→ EXTRACTED INFORMATION:

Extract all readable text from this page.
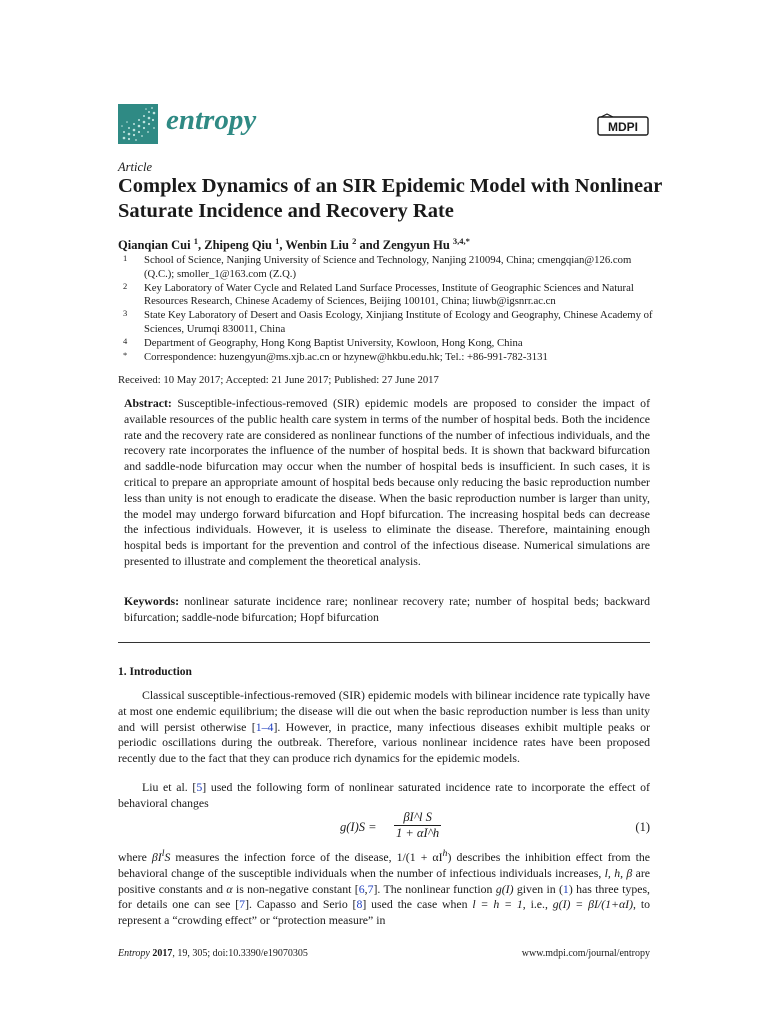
entropy	MDPI
Article
Complex Dynamics of an SIR Epidemic Model with Nonlinear Saturate Incidence and Recovery Rate
Qianqian Cui $^1$, Zhipeng Qiu $^1$, Wenbin Liu $^2$ and Zengyun Hu $^{3,4,*}$
1 School of Science, Nanjing University of Science and Technology, Nanjing 210094, China; cmengqian@126.com (Q.C.); smoller_1@163.com (Z.Q.)
2 Key Laboratory of Water Cycle and Related Land Surface Processes, Institute of Geographic Sciences and Natural Resources Research, Chinese Academy of Sciences, Beijing 100101, China; liuwb@igsnrr.ac.cn
3 State Key Laboratory of Desert and Oasis Ecology, Xinjiang Institute of Ecology and Geography, Chinese Academy of Sciences, Urumqi 830011, China
4 Department of Geography, Hong Kong Baptist University, Kowloon, Hong Kong, China
* Correspondence: huzengyun@ms.xjb.ac.cn or hzynew@hkbu.edu.hk; Tel.: +86-991-782-3131
Received: 10 May 2017; Accepted: 21 June 2017; Published: 27 June 2017

Abstract: Susceptible-infectious-removed (SIR) epidemic models are proposed to consider the impact of available resources of the public health care system in terms of the number of hospital beds. Both the incidence rate and the recovery rate are considered as nonlinear functions of the number of infectious individuals, and the recovery rate incorporates the influence of the number of hospital beds. It is shown that backward bifurcation and saddle-node bifurcation may occur when the number of hospital beds is insufficient. In such cases, it is critical to prepare an appropriate amount of hospital beds because only reducing the basic reproduction number less than unity is not enough to eradicate the disease. When the basic reproduction number is larger than unity, the model may undergo forward bifurcation and Hopf bifurcation. The increasing hospital beds can decrease the infectious individuals. However, it is useless to eliminate the disease. Therefore, maintaining enough hospital beds is important for the prevention and control of the infectious disease. Numerical simulations are presented to illustrate and complement the theoretical analysis.

Keywords: nonlinear saturate incidence rare; nonlinear recovery rate; number of hospital beds; backward bifurcation; saddle-node bifurcation; Hopf bifurcation

1. Introduction

Classical susceptible-infectious-removed (SIR) epidemic models with bilinear incidence rate typically have at most one endemic equilibrium; the disease will die out when the basic reproduction number is less than unity and will persist otherwise [1–4]. However, in practice, many infectious diseases exhibit multiple peaks or periodic oscillations during the outbreak. Therefore, various nonlinear incidence rates have been proposed recently due to the fact that they can produce rich dynamics for the epidemic models.

Liu et al. [5] used the following form of nonlinear saturated incidence rate to incorporate the effect of behavioral changes

$g(I)S = \frac{\text{βI\textasciicircum{}l S}}{1 + \alpha I\^{}h}$	(1)

where $\beta I^lS$ measures the infection force of the disease, $1/(1 + \alpha I^h)$ describes the inhibition effect from the behavioral change of the susceptible individuals when the number of infectious individuals increases, l, h, β are positive constants and α is non-negative constant [6,7]. The nonlinear function g(I) given in (1) has three types, for details one can see [7]. Capasso and Serio [8] used the case when l = h = 1, i.e., g(I) = βI/(1+αI), to represent a “crowding effect” or “protection measure” in

Entropy 2017, 19, 305; doi:10.3390/e19070305	www.mdpi.com/journal/entropy
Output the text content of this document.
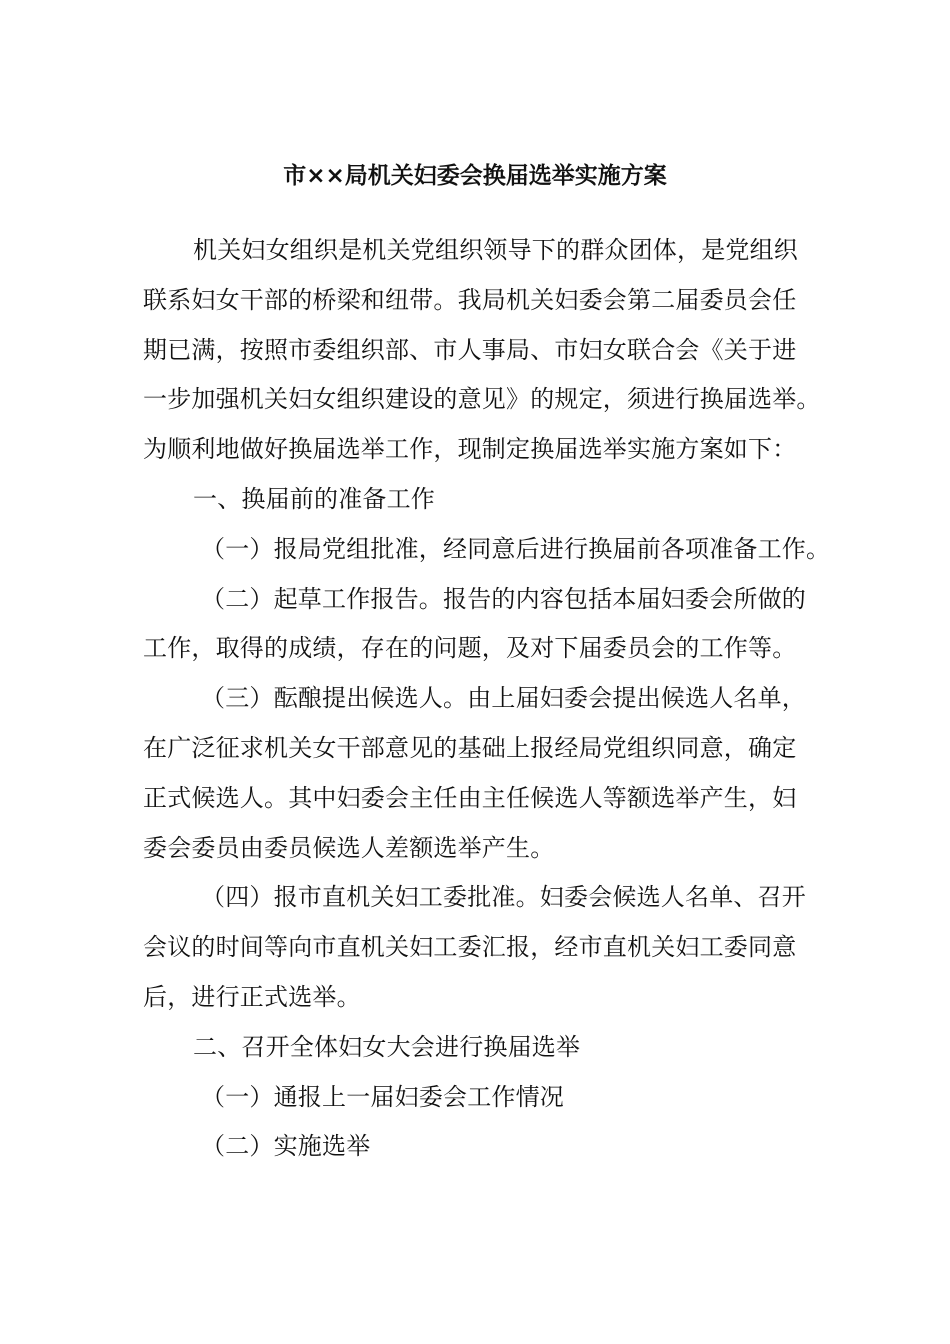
市××局机关妇委会换届选举实施方案
机关妇女组织是机关党组织领导下的群众团体，是党组织
联系妇女干部的桥梁和纽带。我局机关妇委会第二届委员会任
期已满，按照市委组织部、市人事局、市妇女联合会《关于进
一步加强机关妇女组织建设的意见》的规定，须进行换届选举。
为顺利地做好换届选举工作，现制定换届选举实施方案如下：
一、换届前的准备工作
（一）报局党组批准，经同意后进行换届前各项准备工作。
（二）起草工作报告。报告的内容包括本届妇委会所做的
工作，取得的成绩，存在的问题，及对下届委员会的工作等。
（三）酝酿提出候选人。由上届妇委会提出候选人名单，
在广泛征求机关女干部意见的基础上报经局党组织同意，确定
正式候选人。其中妇委会主任由主任候选人等额选举产生，妇
委会委员由委员候选人差额选举产生。
（四）报市直机关妇工委批准。妇委会候选人名单、召开
会议的时间等向市直机关妇工委汇报，经市直机关妇工委同意
后，进行正式选举。
二、召开全体妇女大会进行换届选举
（一）通报上一届妇委会工作情况
（二）实施选举
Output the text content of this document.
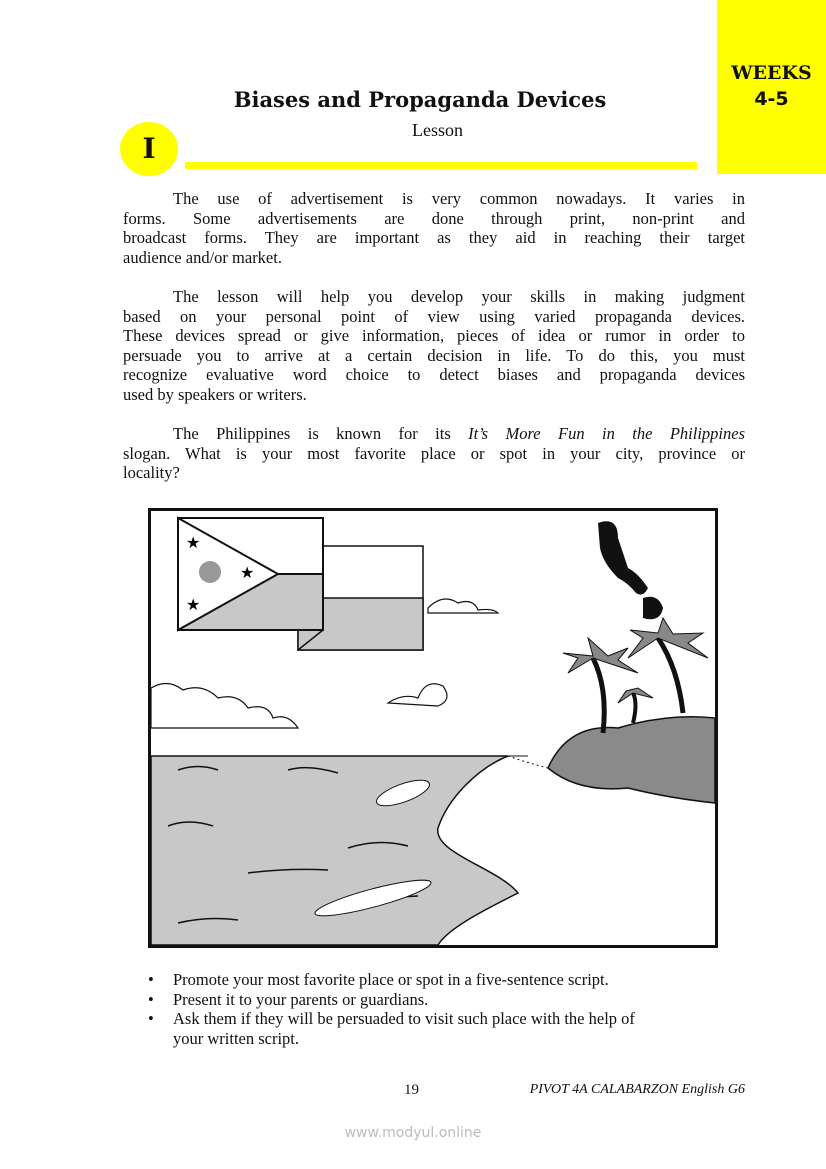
WEEKS
4-5
Biases and Propaganda Devices
Lesson
I
The use of advertisement is very common nowadays. It varies in
forms. Some advertisements are done through print, non-print and
broadcast forms. They are important as they aid in reaching their target
audience and/or market.
The lesson will help you develop your skills in making judgment
based on your personal point of view using varied propaganda devices.
These devices spread or give information, pieces of idea or rumor in order to
persuade you to arrive at a certain decision in life. To do this, you must
recognize evaluative word choice to detect biases and propaganda devices
used by speakers or writers.
The Philippines is known for its It’s More Fun in the Philippines
slogan. What is your most favorite place or spot in your city, province or
locality?
★
★
★
• Promote your most favorite place or spot in a five-sentence script.
• Present it to your parents or guardians.
• Ask them if they will be persuaded to visit such place with the help of
your written script.
19	PIVOT 4A CALABARZON English G6
www.modyul.online
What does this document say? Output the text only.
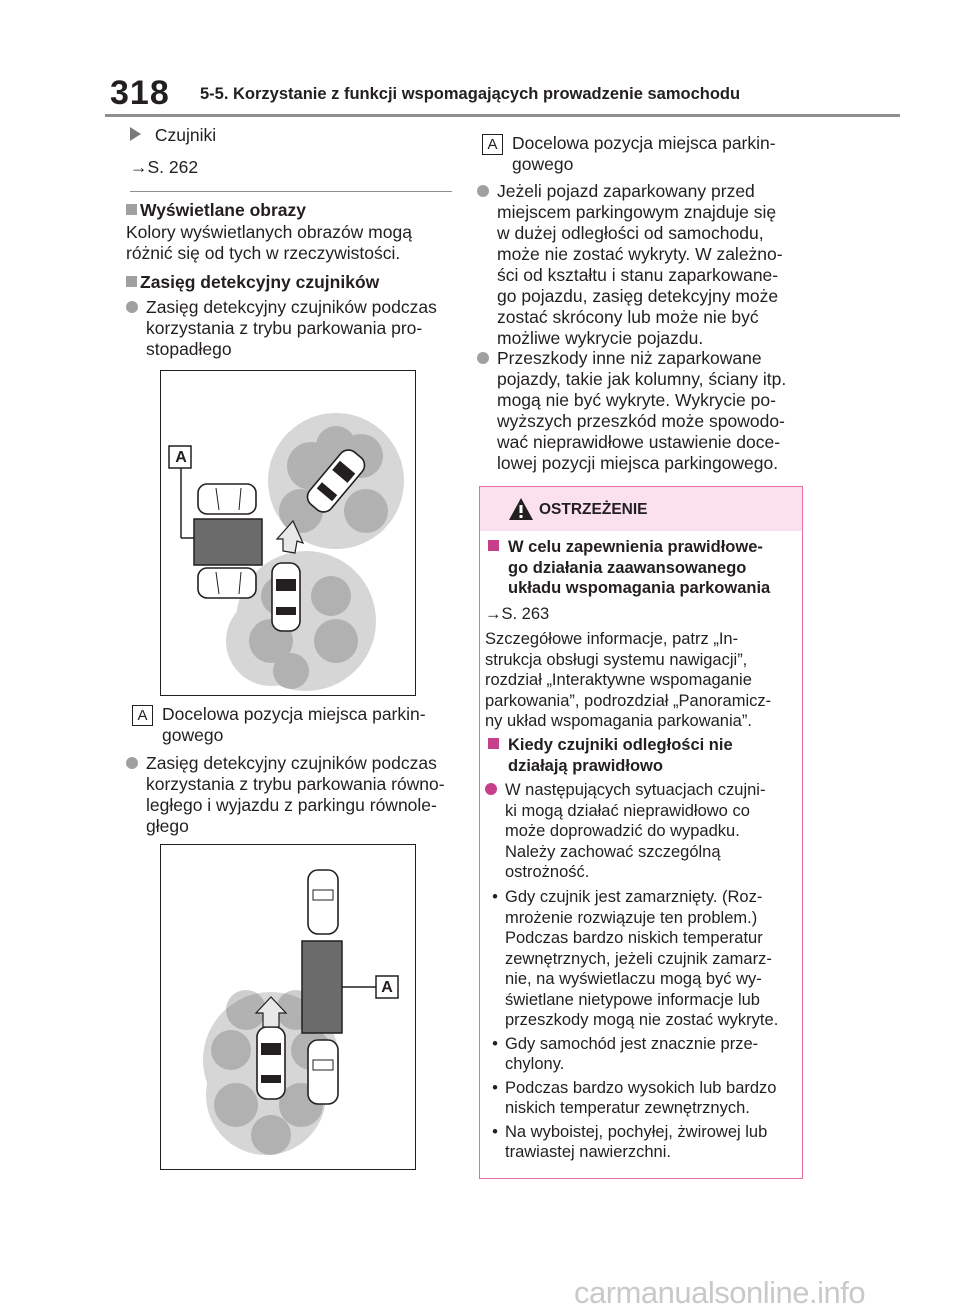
318 5-5. Korzystanie z funkcji wspomagających prowadzenie samochodu
Czujniki
→S. 262
Wyświetlane obrazy
Kolory wyświetlanych obrazów mogą
różnić się od tych w rzeczywistości.
Zasięg detekcyjny czujników
Zasięg detekcyjny czujników podczas
korzystania z trybu parkowania pro-
stopadłego
A
A Docelowa pozycja miejsca parkin-
gowego
Zasięg detekcyjny czujników podczas
korzystania z trybu parkowania równo-
ległego i wyjazdu z parkingu równole-
głego
A
A Docelowa pozycja miejsca parkin-
gowego
Jeżeli pojazd zaparkowany przed
miejscem parkingowym znajduje się
w dużej odległości od samochodu,
może nie zostać wykryty. W zależno-
ści od kształtu i stanu zaparkowane-
go pojazdu, zasięg detekcyjny może
zostać skrócony lub może nie być
możliwe wykrycie pojazdu.
Przeszkody inne niż zaparkowane
pojazdy, takie jak kolumny, ściany itp.
mogą nie być wykryte. Wykrycie po-
wyższych przeszkód może spowodo-
wać nieprawidłowe ustawienie doce-
lowej pozycji miejsca parkingowego.
OSTRZEŻENIE
W celu zapewnienia prawidłowe-
go działania zaawansowanego
układu wspomagania parkowania
→S. 263
Szczegółowe informacje, patrz „In-
strukcja obsługi systemu nawigacji”,
rozdział „Interaktywne wspomaganie
parkowania”, podrozdział „Panoramicz-
ny układ wspomagania parkowania”.
Kiedy czujniki odległości nie
działają prawidłowo
W następujących sytuacjach czujni-
ki mogą działać nieprawidłowo co
może doprowadzić do wypadku.
Należy zachować szczególną
ostrożność.
• Gdy czujnik jest zamarznięty. (Roz-
mrożenie rozwiązuje ten problem.)
Podczas bardzo niskich temperatur
zewnętrznych, jeżeli czujnik zamarz-
nie, na wyświetlaczu mogą być wy-
świetlane nietypowe informacje lub
przeszkody mogą nie zostać wykryte.
• Gdy samochód jest znacznie prze-
chylony.
• Podczas bardzo wysokich lub bardzo
niskich temperatur zewnętrznych.
• Na wyboistej, pochyłej, żwirowej lub
trawiastej nawierzchni.
carmanualsonline.info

→ EXERCISE REQUIREMENTS:
Only a number is wanted: how many lines above include "jest"?

→ TASK ANSWER:
2